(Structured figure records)
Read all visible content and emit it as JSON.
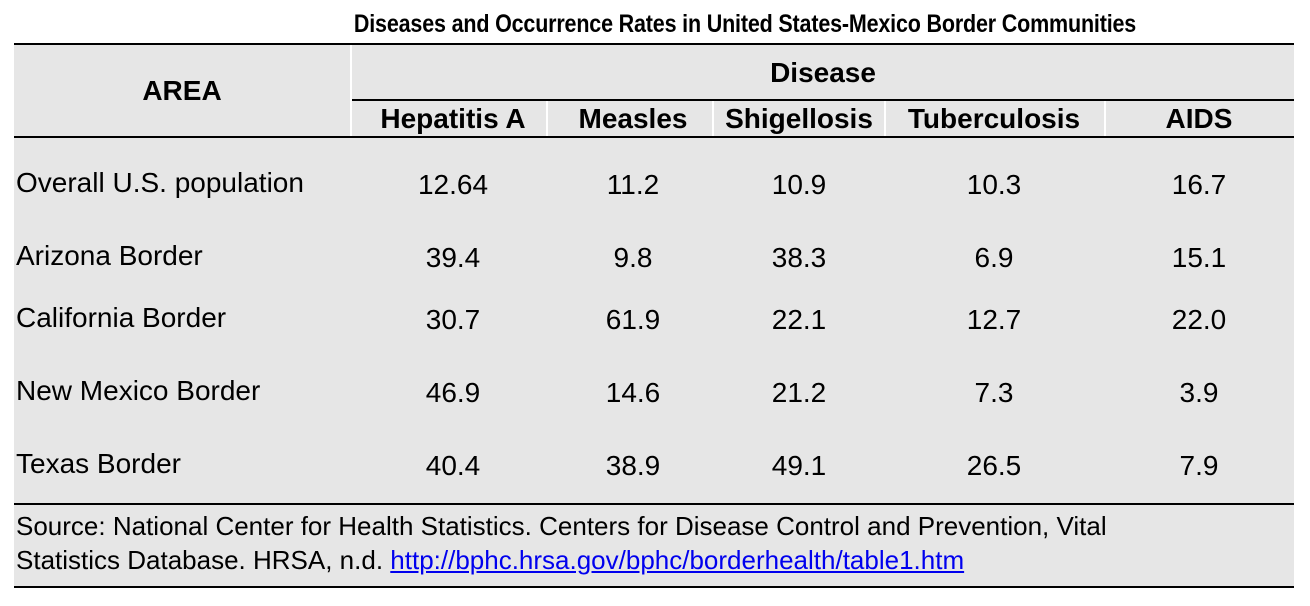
{
  "chart_data": {
    "type": "table",
    "title": "Diseases and Occurrence Rates in United States-Mexico Border Communities",
    "row_header": "AREA",
    "group_header": "Disease",
    "columns": [
      "Hepatitis A",
      "Measles",
      "Shigellosis",
      "Tuberculosis",
      "AIDS"
    ],
    "rows": [
      {
        "label": "Overall U.S. population",
        "values": [
          "12.64",
          "11.2",
          "10.9",
          "10.3",
          "16.7"
        ]
      },
      {
        "label": "Arizona Border",
        "values": [
          "39.4",
          "9.8",
          "38.3",
          "6.9",
          "15.1"
        ]
      },
      {
        "label": "California Border",
        "values": [
          "30.7",
          "61.9",
          "22.1",
          "12.7",
          "22.0"
        ]
      },
      {
        "label": "New Mexico Border",
        "values": [
          "46.9",
          "14.6",
          "21.2",
          "7.3",
          "3.9"
        ]
      },
      {
        "label": "Texas Border",
        "values": [
          "40.4",
          "38.9",
          "49.1",
          "26.5",
          "7.9"
        ]
      }
    ],
    "source_text": "Source:  National Center for Health Statistics. Centers for Disease Control and Prevention, Vital",
    "source_text2": "Statistics Database.  HRSA, n.d. ",
    "source_link": "http://bphc.hrsa.gov/bphc/borderhealth/table1.htm"
  }
}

*TASK INSTRUCTIONS:*
Pictures are excluded; output everything else in the data verbatim.

*WRITTEN RESPONSE:*
Read all visible content and emit it as JSON.
{
  "chart_data": {
    "type": "table",
    "title": "Diseases and Occurrence Rates in United States-Mexico Border Communities",
    "row_header": "AREA",
    "group_header": "Disease",
    "columns": [
      "Hepatitis A",
      "Measles",
      "Shigellosis",
      "Tuberculosis",
      "AIDS"
    ],
    "rows": [
      {
        "label": "Overall U.S. population",
        "values": [
          "12.64",
          "11.2",
          "10.9",
          "10.3",
          "16.7"
        ]
      },
      {
        "label": "Arizona Border",
        "values": [
          "39.4",
          "9.8",
          "38.3",
          "6.9",
          "15.1"
        ]
      },
      {
        "label": "California Border",
        "values": [
          "30.7",
          "61.9",
          "22.1",
          "12.7",
          "22.0"
        ]
      },
      {
        "label": "New Mexico Border",
        "values": [
          "46.9",
          "14.6",
          "21.2",
          "7.3",
          "3.9"
        ]
      },
      {
        "label": "Texas Border",
        "values": [
          "40.4",
          "38.9",
          "49.1",
          "26.5",
          "7.9"
        ]
      }
    ],
    "source_text": "Source:  National Center for Health Statistics. Centers for Disease Control and Prevention, Vital",
    "source_text2": "Statistics Database.  HRSA, n.d. ",
    "source_link": "http://bphc.hrsa.gov/bphc/borderhealth/table1.htm"
  }
}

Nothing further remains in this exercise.